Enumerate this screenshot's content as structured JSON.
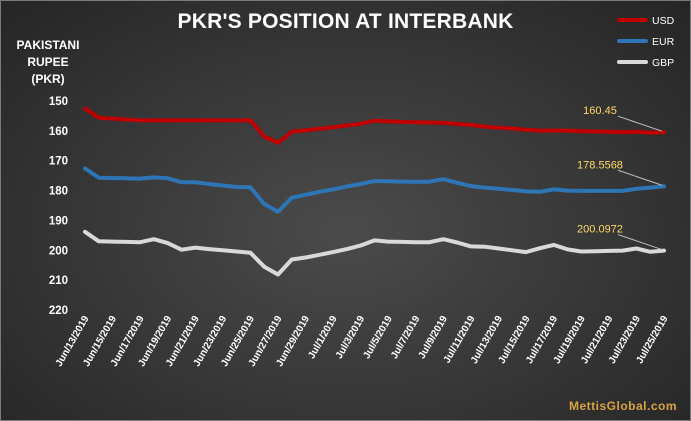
{
  "chart_data": {
    "type": "line",
    "title": "PKR'S POSITION AT INTERBANK",
    "ylabel_lines": [
      "PAKISTANI",
      "RUPEE",
      "(PKR)"
    ],
    "ylim": [
      150,
      220
    ],
    "y_inverted": true,
    "yticks": [
      150,
      160,
      170,
      180,
      190,
      200,
      210,
      220
    ],
    "x": [
      "Jun/13/2019",
      "Jun/14/2019",
      "Jun/15/2019",
      "Jun/16/2019",
      "Jun/17/2019",
      "Jun/18/2019",
      "Jun/19/2019",
      "Jun/20/2019",
      "Jun/21/2019",
      "Jun/22/2019",
      "Jun/23/2019",
      "Jun/24/2019",
      "Jun/25/2019",
      "Jun/26/2019",
      "Jun/27/2019",
      "Jun/28/2019",
      "Jun/29/2019",
      "Jun/30/2019",
      "Jul/1/2019",
      "Jul/2/2019",
      "Jul/3/2019",
      "Jul/4/2019",
      "Jul/5/2019",
      "Jul/6/2019",
      "Jul/7/2019",
      "Jul/8/2019",
      "Jul/9/2019",
      "Jul/10/2019",
      "Jul/11/2019",
      "Jul/12/2019",
      "Jul/13/2019",
      "Jul/14/2019",
      "Jul/15/2019",
      "Jul/16/2019",
      "Jul/17/2019",
      "Jul/18/2019",
      "Jul/19/2019",
      "Jul/20/2019",
      "Jul/21/2019",
      "Jul/22/2019",
      "Jul/23/2019",
      "Jul/24/2019",
      "Jul/25/2019"
    ],
    "xtick_labels": [
      "Jun/13/2019",
      "Jun/15/2019",
      "Jun/17/2019",
      "Jun/19/2019",
      "Jun/21/2019",
      "Jun/23/2019",
      "Jun/25/2019",
      "Jun/27/2019",
      "Jun/29/2019",
      "Jul/1/2019",
      "Jul/3/2019",
      "Jul/5/2019",
      "Jul/7/2019",
      "Jul/9/2019",
      "Jul/11/2019",
      "Jul/13/2019",
      "Jul/15/2019",
      "Jul/17/2019",
      "Jul/19/2019",
      "Jul/21/2019",
      "Jul/23/2019",
      "Jul/25/2019"
    ],
    "series": [
      {
        "name": "USD",
        "color": "#c00000",
        "values": [
          152.5,
          155.6,
          155.9,
          156.2,
          156.5,
          156.5,
          156.5,
          156.5,
          156.5,
          156.5,
          156.5,
          156.5,
          156.5,
          161.9,
          164.0,
          160.3,
          159.8,
          159.3,
          158.8,
          158.2,
          157.6,
          156.6,
          156.8,
          157.0,
          157.1,
          157.2,
          157.3,
          157.7,
          158.0,
          158.6,
          158.9,
          159.2,
          159.6,
          159.9,
          159.9,
          159.9,
          160.1,
          160.2,
          160.3,
          160.4,
          160.3,
          160.6,
          160.45
        ]
      },
      {
        "name": "EUR",
        "color": "#2e75b6",
        "values": [
          172.6,
          175.7,
          175.8,
          175.9,
          176.0,
          175.6,
          175.9,
          177.2,
          177.2,
          177.8,
          178.3,
          178.8,
          178.9,
          184.5,
          187.1,
          182.4,
          181.4,
          180.4,
          179.6,
          178.6,
          177.8,
          176.8,
          176.9,
          177.0,
          177.1,
          177.0,
          176.2,
          177.4,
          178.5,
          179.0,
          179.4,
          179.8,
          180.2,
          180.4,
          179.6,
          180.0,
          180.1,
          180.1,
          180.1,
          180.1,
          179.4,
          179.0,
          178.5568
        ]
      },
      {
        "name": "GBP",
        "color": "#d9d9d9",
        "values": [
          193.8,
          197.0,
          197.1,
          197.2,
          197.3,
          196.3,
          197.6,
          199.8,
          199.1,
          199.6,
          200.0,
          200.4,
          200.8,
          205.5,
          208.1,
          203.1,
          202.4,
          201.5,
          200.6,
          199.6,
          198.4,
          196.7,
          197.1,
          197.2,
          197.3,
          197.3,
          196.3,
          197.4,
          198.7,
          198.8,
          199.4,
          200.0,
          200.6,
          199.3,
          198.2,
          199.7,
          200.4,
          200.3,
          200.2,
          200.1,
          199.4,
          200.5,
          200.0972
        ]
      }
    ],
    "annotations": [
      {
        "series": "USD",
        "text": "160.45",
        "color": "#ffd966"
      },
      {
        "series": "EUR",
        "text": "178.5568",
        "color": "#ffd966"
      },
      {
        "series": "GBP",
        "text": "200.0972",
        "color": "#ffd966"
      }
    ],
    "legend": {
      "position": "top-right",
      "items": [
        "USD",
        "EUR",
        "GBP"
      ]
    },
    "grid": false
  },
  "watermark": "MettisGlobal.com"
}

#####

GOAL = Leave the pictures out and print the records above exactly as they stand.

EXPECTED OUTPUT =
Enumerate this screenshot's content as structured JSON.
{
  "chart_data": {
    "type": "line",
    "title": "PKR'S POSITION AT INTERBANK",
    "ylabel_lines": [
      "PAKISTANI",
      "RUPEE",
      "(PKR)"
    ],
    "ylim": [
      150,
      220
    ],
    "y_inverted": true,
    "yticks": [
      150,
      160,
      170,
      180,
      190,
      200,
      210,
      220
    ],
    "x": [
      "Jun/13/2019",
      "Jun/14/2019",
      "Jun/15/2019",
      "Jun/16/2019",
      "Jun/17/2019",
      "Jun/18/2019",
      "Jun/19/2019",
      "Jun/20/2019",
      "Jun/21/2019",
      "Jun/22/2019",
      "Jun/23/2019",
      "Jun/24/2019",
      "Jun/25/2019",
      "Jun/26/2019",
      "Jun/27/2019",
      "Jun/28/2019",
      "Jun/29/2019",
      "Jun/30/2019",
      "Jul/1/2019",
      "Jul/2/2019",
      "Jul/3/2019",
      "Jul/4/2019",
      "Jul/5/2019",
      "Jul/6/2019",
      "Jul/7/2019",
      "Jul/8/2019",
      "Jul/9/2019",
      "Jul/10/2019",
      "Jul/11/2019",
      "Jul/12/2019",
      "Jul/13/2019",
      "Jul/14/2019",
      "Jul/15/2019",
      "Jul/16/2019",
      "Jul/17/2019",
      "Jul/18/2019",
      "Jul/19/2019",
      "Jul/20/2019",
      "Jul/21/2019",
      "Jul/22/2019",
      "Jul/23/2019",
      "Jul/24/2019",
      "Jul/25/2019"
    ],
    "xtick_labels": [
      "Jun/13/2019",
      "Jun/15/2019",
      "Jun/17/2019",
      "Jun/19/2019",
      "Jun/21/2019",
      "Jun/23/2019",
      "Jun/25/2019",
      "Jun/27/2019",
      "Jun/29/2019",
      "Jul/1/2019",
      "Jul/3/2019",
      "Jul/5/2019",
      "Jul/7/2019",
      "Jul/9/2019",
      "Jul/11/2019",
      "Jul/13/2019",
      "Jul/15/2019",
      "Jul/17/2019",
      "Jul/19/2019",
      "Jul/21/2019",
      "Jul/23/2019",
      "Jul/25/2019"
    ],
    "series": [
      {
        "name": "USD",
        "color": "#c00000",
        "values": [
          152.5,
          155.6,
          155.9,
          156.2,
          156.5,
          156.5,
          156.5,
          156.5,
          156.5,
          156.5,
          156.5,
          156.5,
          156.5,
          161.9,
          164.0,
          160.3,
          159.8,
          159.3,
          158.8,
          158.2,
          157.6,
          156.6,
          156.8,
          157.0,
          157.1,
          157.2,
          157.3,
          157.7,
          158.0,
          158.6,
          158.9,
          159.2,
          159.6,
          159.9,
          159.9,
          159.9,
          160.1,
          160.2,
          160.3,
          160.4,
          160.3,
          160.6,
          160.45
        ]
      },
      {
        "name": "EUR",
        "color": "#2e75b6",
        "values": [
          172.6,
          175.7,
          175.8,
          175.9,
          176.0,
          175.6,
          175.9,
          177.2,
          177.2,
          177.8,
          178.3,
          178.8,
          178.9,
          184.5,
          187.1,
          182.4,
          181.4,
          180.4,
          179.6,
          178.6,
          177.8,
          176.8,
          176.9,
          177.0,
          177.1,
          177.0,
          176.2,
          177.4,
          178.5,
          179.0,
          179.4,
          179.8,
          180.2,
          180.4,
          179.6,
          180.0,
          180.1,
          180.1,
          180.1,
          180.1,
          179.4,
          179.0,
          178.5568
        ]
      },
      {
        "name": "GBP",
        "color": "#d9d9d9",
        "values": [
          193.8,
          197.0,
          197.1,
          197.2,
          197.3,
          196.3,
          197.6,
          199.8,
          199.1,
          199.6,
          200.0,
          200.4,
          200.8,
          205.5,
          208.1,
          203.1,
          202.4,
          201.5,
          200.6,
          199.6,
          198.4,
          196.7,
          197.1,
          197.2,
          197.3,
          197.3,
          196.3,
          197.4,
          198.7,
          198.8,
          199.4,
          200.0,
          200.6,
          199.3,
          198.2,
          199.7,
          200.4,
          200.3,
          200.2,
          200.1,
          199.4,
          200.5,
          200.0972
        ]
      }
    ],
    "annotations": [
      {
        "series": "USD",
        "text": "160.45",
        "color": "#ffd966"
      },
      {
        "series": "EUR",
        "text": "178.5568",
        "color": "#ffd966"
      },
      {
        "series": "GBP",
        "text": "200.0972",
        "color": "#ffd966"
      }
    ],
    "legend": {
      "position": "top-right",
      "items": [
        "USD",
        "EUR",
        "GBP"
      ]
    },
    "grid": false
  },
  "watermark": "MettisGlobal.com"
}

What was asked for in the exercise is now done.